» **Required work**
Repeat every entry word for word, skipping the pictures.

» **Record excerpts**

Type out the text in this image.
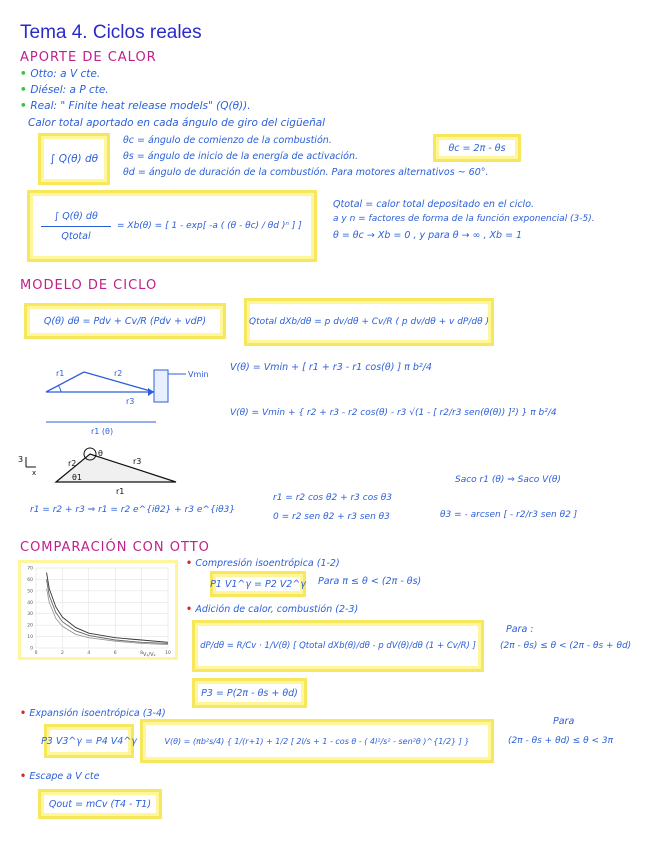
Tema 4. Ciclos reales
APORTE DE CALOR
• Otto: a V cte.
• Diésel: a P cte.
• Real: " Finite heat release models" (Q(θ)).
Calor total aportado en cada ángulo de giro del cigüeñal
∫ Q(θ) dθ
θc = ángulo de comienzo de la combustión.
θs = ángulo de inicio de la energía de activación.
θd = ángulo de duración de la combustión. Para motores alternativos ~ 60°.
θc = 2π - θs
∫ Q(θ) dθ
Qtotal
= Xb(θ) = [ 1 - exp[ -a ( (θ - θc) / θd )ⁿ ] ]
Qtotal = calor total depositado en el ciclo.
a y n = factores de forma de la función exponencial (3-5).
θ = θc → Xb = 0 , y para θ → ∞ , Xb = 1
MODELO DE CICLO
Q(θ) dθ = Pdv + Cv/R (Pdv + vdP)	Qtotal dXb/dθ = p dv/dθ + Cv/R ( p dv/dθ + v dP/dθ )
Vmin
r1	r2
r3
r1 (θ)
V(θ) = Vmin + [ r1 + r3 - r1 cos(θ) ] π b²/4
V(θ) = Vmin + { r2 + r3 - r2 cos(θ) - r3 √(1 - [ r2/r3 sen(θ(θ)) ]²) } π b²/4
3
x
r2	r3
θ1
θ
r1
r1 = r2 + r3 ⇒ r1 = r2 e^{iθ2} + r3 e^{iθ3}
r1 = r2 cos θ2 + r3 cos θ3
0 = r2 sen θ2 + r3 sen θ3
Saco r1 (θ) ⇒ Saco V(θ)
θ3 = - arcsen [ - r2/r3 sen θ2 ]
COMPARACIÓN CON OTTO
0
10
20
30
40
50
60
70
0	2	4	6	8	10
V₁/V₂
• Compresión isoentrópica (1-2)
P1 V1^γ = P2 V2^γ Para π ≤ θ < (2π - θs)
• Adición de calor, combustión (2-3)
dP/dθ = R/Cv · 1/V(θ) [ Qtotal dXb(θ)/dθ - p dV(θ)/dθ (1 + Cv/R) ]
Para :
(2π - θs) ≤ θ < (2π - θs + θd)
P3 = P(2π - θs + θd)
• Expansión isoentrópica (3-4)
P3 V3^γ = P4 V4^γ	V(θ) = (πb²s/4) { 1/(r+1) + 1/2 [ 2l/s + 1 - cos θ - ( 4l²/s² - sen²θ )^{1/2} ] }
Para
(2π - θs + θd) ≤ θ < 3π
• Escape a V cte
Qout = mCv (T4 - T1)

» **Result below**
Type out the text in this image.
Tema 4. Ciclos reales
APORTE DE CALOR
• Otto: a V cte.
• Diésel: a P cte.
• Real: " Finite heat release models" (Q(θ)).
Calor total aportado en cada ángulo de giro del cigüeñal
∫ Q(θ) dθ
θc = ángulo de comienzo de la combustión.
θs = ángulo de inicio de la energía de activación.
θd = ángulo de duración de la combustión. Para motores alternativos ~ 60°.
θc = 2π - θs
∫ Q(θ) dθ
Qtotal
= Xb(θ) = [ 1 - exp[ -a ( (θ - θc) / θd )ⁿ ] ]
Qtotal = calor total depositado en el ciclo.
a y n = factores de forma de la función exponencial (3-5).
θ = θc → Xb = 0 , y para θ → ∞ , Xb = 1
MODELO DE CICLO
Q(θ) dθ = Pdv + Cv/R (Pdv + vdP)	Qtotal dXb/dθ = p dv/dθ + Cv/R ( p dv/dθ + v dP/dθ )
Vmin
r1	r2
r3
r1 (θ)
V(θ) = Vmin + [ r1 + r3 - r1 cos(θ) ] π b²/4
V(θ) = Vmin + { r2 + r3 - r2 cos(θ) - r3 √(1 - [ r2/r3 sen(θ(θ)) ]²) } π b²/4
3
x
r2	r3
θ1
θ
r1
r1 = r2 + r3 ⇒ r1 = r2 e^{iθ2} + r3 e^{iθ3}
r1 = r2 cos θ2 + r3 cos θ3
0 = r2 sen θ2 + r3 sen θ3
Saco r1 (θ) ⇒ Saco V(θ)
θ3 = - arcsen [ - r2/r3 sen θ2 ]
COMPARACIÓN CON OTTO
0
10
20
30
40
50
60
70
0	2	4	6	8	10
V₁/V₂
• Compresión isoentrópica (1-2)
P1 V1^γ = P2 V2^γ Para π ≤ θ < (2π - θs)
• Adición de calor, combustión (2-3)
dP/dθ = R/Cv · 1/V(θ) [ Qtotal dXb(θ)/dθ - p dV(θ)/dθ (1 + Cv/R) ]
Para :
(2π - θs) ≤ θ < (2π - θs + θd)
P3 = P(2π - θs + θd)
• Expansión isoentrópica (3-4)
P3 V3^γ = P4 V4^γ	V(θ) = (πb²s/4) { 1/(r+1) + 1/2 [ 2l/s + 1 - cos θ - ( 4l²/s² - sen²θ )^{1/2} ] }
Para
(2π - θs + θd) ≤ θ < 3π
• Escape a V cte
Qout = mCv (T4 - T1)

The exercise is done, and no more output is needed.